**Request**
Every record below should be printed exactly as given.

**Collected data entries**
.....

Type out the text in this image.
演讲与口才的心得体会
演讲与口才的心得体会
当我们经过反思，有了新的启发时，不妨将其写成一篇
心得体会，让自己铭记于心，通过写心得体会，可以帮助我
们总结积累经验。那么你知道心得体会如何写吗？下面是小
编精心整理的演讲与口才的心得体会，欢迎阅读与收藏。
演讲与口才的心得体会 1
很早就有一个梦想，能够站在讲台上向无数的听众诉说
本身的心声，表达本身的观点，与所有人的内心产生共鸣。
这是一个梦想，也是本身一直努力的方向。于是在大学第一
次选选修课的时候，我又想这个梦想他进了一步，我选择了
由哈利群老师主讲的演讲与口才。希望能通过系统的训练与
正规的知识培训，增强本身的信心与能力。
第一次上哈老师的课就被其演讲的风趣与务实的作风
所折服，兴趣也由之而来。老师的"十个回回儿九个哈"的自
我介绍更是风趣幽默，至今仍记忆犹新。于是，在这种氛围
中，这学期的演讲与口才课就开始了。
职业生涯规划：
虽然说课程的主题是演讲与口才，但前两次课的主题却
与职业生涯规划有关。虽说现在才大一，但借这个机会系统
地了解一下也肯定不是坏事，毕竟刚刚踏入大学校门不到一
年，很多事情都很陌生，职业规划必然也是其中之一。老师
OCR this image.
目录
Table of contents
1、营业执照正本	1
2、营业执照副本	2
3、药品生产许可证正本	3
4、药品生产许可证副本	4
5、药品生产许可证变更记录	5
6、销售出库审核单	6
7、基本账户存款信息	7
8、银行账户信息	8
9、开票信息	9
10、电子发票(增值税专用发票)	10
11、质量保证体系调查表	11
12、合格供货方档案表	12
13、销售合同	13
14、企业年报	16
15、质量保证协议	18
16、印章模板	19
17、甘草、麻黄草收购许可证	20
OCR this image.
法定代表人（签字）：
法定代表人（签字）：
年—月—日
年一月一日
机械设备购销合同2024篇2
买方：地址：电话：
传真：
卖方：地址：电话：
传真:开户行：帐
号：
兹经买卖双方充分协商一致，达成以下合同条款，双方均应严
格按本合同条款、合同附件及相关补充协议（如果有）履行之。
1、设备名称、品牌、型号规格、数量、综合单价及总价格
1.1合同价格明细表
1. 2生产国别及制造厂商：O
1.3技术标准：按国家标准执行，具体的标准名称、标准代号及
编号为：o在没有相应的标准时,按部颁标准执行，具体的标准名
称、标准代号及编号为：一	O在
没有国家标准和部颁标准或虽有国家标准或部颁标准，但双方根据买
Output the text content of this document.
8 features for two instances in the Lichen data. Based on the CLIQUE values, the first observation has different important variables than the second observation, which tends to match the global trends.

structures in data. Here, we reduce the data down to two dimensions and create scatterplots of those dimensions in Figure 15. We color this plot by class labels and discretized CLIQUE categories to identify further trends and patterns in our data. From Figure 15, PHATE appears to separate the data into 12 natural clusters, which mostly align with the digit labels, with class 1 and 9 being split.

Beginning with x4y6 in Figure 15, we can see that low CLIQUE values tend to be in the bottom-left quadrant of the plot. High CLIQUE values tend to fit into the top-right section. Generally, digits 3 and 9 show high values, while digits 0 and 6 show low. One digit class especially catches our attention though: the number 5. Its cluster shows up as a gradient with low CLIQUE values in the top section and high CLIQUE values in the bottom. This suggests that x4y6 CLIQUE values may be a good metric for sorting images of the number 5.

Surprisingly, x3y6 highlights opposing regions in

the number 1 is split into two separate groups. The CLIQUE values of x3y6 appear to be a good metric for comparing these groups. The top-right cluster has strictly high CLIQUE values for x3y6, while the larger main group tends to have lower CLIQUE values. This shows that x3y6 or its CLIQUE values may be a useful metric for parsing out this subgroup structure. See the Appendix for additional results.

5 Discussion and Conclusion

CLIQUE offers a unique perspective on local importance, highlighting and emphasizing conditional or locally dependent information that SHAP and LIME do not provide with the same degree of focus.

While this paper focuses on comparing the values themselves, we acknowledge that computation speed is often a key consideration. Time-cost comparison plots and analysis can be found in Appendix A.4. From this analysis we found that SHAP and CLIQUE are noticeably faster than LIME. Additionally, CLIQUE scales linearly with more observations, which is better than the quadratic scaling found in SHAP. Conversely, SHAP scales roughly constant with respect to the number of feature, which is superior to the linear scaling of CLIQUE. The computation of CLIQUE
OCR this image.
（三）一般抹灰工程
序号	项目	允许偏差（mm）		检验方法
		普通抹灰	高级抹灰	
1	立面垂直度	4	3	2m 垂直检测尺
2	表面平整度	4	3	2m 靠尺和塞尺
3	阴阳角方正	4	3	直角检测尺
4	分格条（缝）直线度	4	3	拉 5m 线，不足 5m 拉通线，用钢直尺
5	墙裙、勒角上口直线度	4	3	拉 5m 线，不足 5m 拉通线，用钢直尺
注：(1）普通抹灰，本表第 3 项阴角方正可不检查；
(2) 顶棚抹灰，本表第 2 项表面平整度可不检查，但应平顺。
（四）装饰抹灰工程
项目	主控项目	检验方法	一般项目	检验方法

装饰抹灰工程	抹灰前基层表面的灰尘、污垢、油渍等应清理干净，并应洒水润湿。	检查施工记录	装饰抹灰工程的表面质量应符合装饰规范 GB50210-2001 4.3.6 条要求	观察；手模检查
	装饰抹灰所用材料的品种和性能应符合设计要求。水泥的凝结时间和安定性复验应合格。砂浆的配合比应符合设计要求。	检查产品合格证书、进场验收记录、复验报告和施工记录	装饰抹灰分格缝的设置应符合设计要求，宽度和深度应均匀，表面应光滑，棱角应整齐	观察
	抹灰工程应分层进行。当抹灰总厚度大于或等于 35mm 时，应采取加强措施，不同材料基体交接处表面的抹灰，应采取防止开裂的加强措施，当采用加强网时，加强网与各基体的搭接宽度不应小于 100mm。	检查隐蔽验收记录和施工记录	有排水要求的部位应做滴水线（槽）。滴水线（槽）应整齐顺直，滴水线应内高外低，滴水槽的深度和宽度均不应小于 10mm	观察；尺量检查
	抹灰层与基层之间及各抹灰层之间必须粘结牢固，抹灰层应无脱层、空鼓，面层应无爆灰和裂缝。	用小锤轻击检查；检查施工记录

.....

**Exercise response**
Type out the text in this image.
演讲与口才的心得体会
演讲与口才的心得体会
当我们经过反思，有了新的启发时，不妨将其写成一篇
心得体会，让自己铭记于心，通过写心得体会，可以帮助我
们总结积累经验。那么你知道心得体会如何写吗？下面是小
编精心整理的演讲与口才的心得体会，欢迎阅读与收藏。
演讲与口才的心得体会 1
很早就有一个梦想，能够站在讲台上向无数的听众诉说
本身的心声，表达本身的观点，与所有人的内心产生共鸣。
这是一个梦想，也是本身一直努力的方向。于是在大学第一
次选选修课的时候，我又想这个梦想他进了一步，我选择了
由哈利群老师主讲的演讲与口才。希望能通过系统的训练与
正规的知识培训，增强本身的信心与能力。
第一次上哈老师的课就被其演讲的风趣与务实的作风
所折服，兴趣也由之而来。老师的"十个回回儿九个哈"的自
我介绍更是风趣幽默，至今仍记忆犹新。于是，在这种氛围
中，这学期的演讲与口才课就开始了。
职业生涯规划：
虽然说课程的主题是演讲与口才，但前两次课的主题却
与职业生涯规划有关。虽说现在才大一，但借这个机会系统
地了解一下也肯定不是坏事，毕竟刚刚踏入大学校门不到一
年，很多事情都很陌生，职业规划必然也是其中之一。老师
OCR this image.
目录
Table of contents
1、营业执照正本	1
2、营业执照副本	2
3、药品生产许可证正本	3
4、药品生产许可证副本	4
5、药品生产许可证变更记录	5
6、销售出库审核单	6
7、基本账户存款信息	7
8、银行账户信息	8
9、开票信息	9
10、电子发票(增值税专用发票)	10
11、质量保证体系调查表	11
12、合格供货方档案表	12
13、销售合同	13
14、企业年报	16
15、质量保证协议	18
16、印章模板	19
17、甘草、麻黄草收购许可证	20
OCR this image.
法定代表人（签字）：
法定代表人（签字）：
年—月—日
年一月一日
机械设备购销合同2024篇2
买方：地址：电话：
传真：
卖方：地址：电话：
传真:开户行：帐
号：
兹经买卖双方充分协商一致，达成以下合同条款，双方均应严
格按本合同条款、合同附件及相关补充协议（如果有）履行之。
1、设备名称、品牌、型号规格、数量、综合单价及总价格
1.1合同价格明细表
1. 2生产国别及制造厂商：O
1.3技术标准：按国家标准执行，具体的标准名称、标准代号及
编号为：o在没有相应的标准时,按部颁标准执行，具体的标准名
称、标准代号及编号为：一	O在
没有国家标准和部颁标准或虽有国家标准或部颁标准，但双方根据买
Output the text content of this document.
8 features for two instances in the Lichen data. Based on the CLIQUE values, the first observation has different important variables than the second observation, which tends to match the global trends.

structures in data. Here, we reduce the data down to two dimensions and create scatterplots of those dimensions in Figure 15. We color this plot by class labels and discretized CLIQUE categories to identify further trends and patterns in our data. From Figure 15, PHATE appears to separate the data into 12 natural clusters, which mostly align with the digit labels, with class 1 and 9 being split.

Beginning with x4y6 in Figure 15, we can see that low CLIQUE values tend to be in the bottom-left quadrant of the plot. High CLIQUE values tend to fit into the top-right section. Generally, digits 3 and 9 show high values, while digits 0 and 6 show low. One digit class especially catches our attention though: the number 5. Its cluster shows up as a gradient with low CLIQUE values in the top section and high CLIQUE values in the bottom. This suggests that x4y6 CLIQUE values may be a good metric for sorting images of the number 5.

Surprisingly, x3y6 highlights opposing regions in

the number 1 is split into two separate groups. The CLIQUE values of x3y6 appear to be a good metric for comparing these groups. The top-right cluster has strictly high CLIQUE values for x3y6, while the larger main group tends to have lower CLIQUE values. This shows that x3y6 or its CLIQUE values may be a useful metric for parsing out this subgroup structure. See the Appendix for additional results.

5 Discussion and Conclusion

CLIQUE offers a unique perspective on local importance, highlighting and emphasizing conditional or locally dependent information that SHAP and LIME do not provide with the same degree of focus.

While this paper focuses on comparing the values themselves, we acknowledge that computation speed is often a key consideration. Time-cost comparison plots and analysis can be found in Appendix A.4. From this analysis we found that SHAP and CLIQUE are noticeably faster than LIME. Additionally, CLIQUE scales linearly with more observations, which is better than the quadratic scaling found in SHAP. Conversely, SHAP scales roughly constant with respect to the number of feature, which is superior to the linear scaling of CLIQUE. The computation of CLIQUE
OCR this image.
（三）一般抹灰工程
序号	项目	允许偏差（mm）		检验方法
		普通抹灰	高级抹灰	
1	立面垂直度	4	3	2m 垂直检测尺
2	表面平整度	4	3	2m 靠尺和塞尺
3	阴阳角方正	4	3	直角检测尺
4	分格条（缝）直线度	4	3	拉 5m 线，不足 5m 拉通线，用钢直尺
5	墙裙、勒角上口直线度	4	3	拉 5m 线，不足 5m 拉通线，用钢直尺
注：(1）普通抹灰，本表第 3 项阴角方正可不检查；
(2) 顶棚抹灰，本表第 2 项表面平整度可不检查，但应平顺。
（四）装饰抹灰工程
项目	主控项目	检验方法	一般项目	检验方法

装饰抹灰工程	抹灰前基层表面的灰尘、污垢、油渍等应清理干净，并应洒水润湿。	检查施工记录	装饰抹灰工程的表面质量应符合装饰规范 GB50210-2001 4.3.6 条要求	观察；手模检查
	装饰抹灰所用材料的品种和性能应符合设计要求。水泥的凝结时间和安定性复验应合格。砂浆的配合比应符合设计要求。	检查产品合格证书、进场验收记录、复验报告和施工记录	装饰抹灰分格缝的设置应符合设计要求，宽度和深度应均匀，表面应光滑，棱角应整齐	观察
	抹灰工程应分层进行。当抹灰总厚度大于或等于 35mm 时，应采取加强措施，不同材料基体交接处表面的抹灰，应采取防止开裂的加强措施，当采用加强网时，加强网与各基体的搭接宽度不应小于 100mm。	检查隐蔽验收记录和施工记录	有排水要求的部位应做滴水线（槽）。滴水线（槽）应整齐顺直，滴水线应内高外低，滴水槽的深度和宽度均不应小于 10mm	观察；尺量检查
	抹灰层与基层之间及各抹灰层之间必须粘结牢固，抹灰层应无脱层、空鼓，面层应无爆灰和裂缝。	用小锤轻击检查；检查施工记录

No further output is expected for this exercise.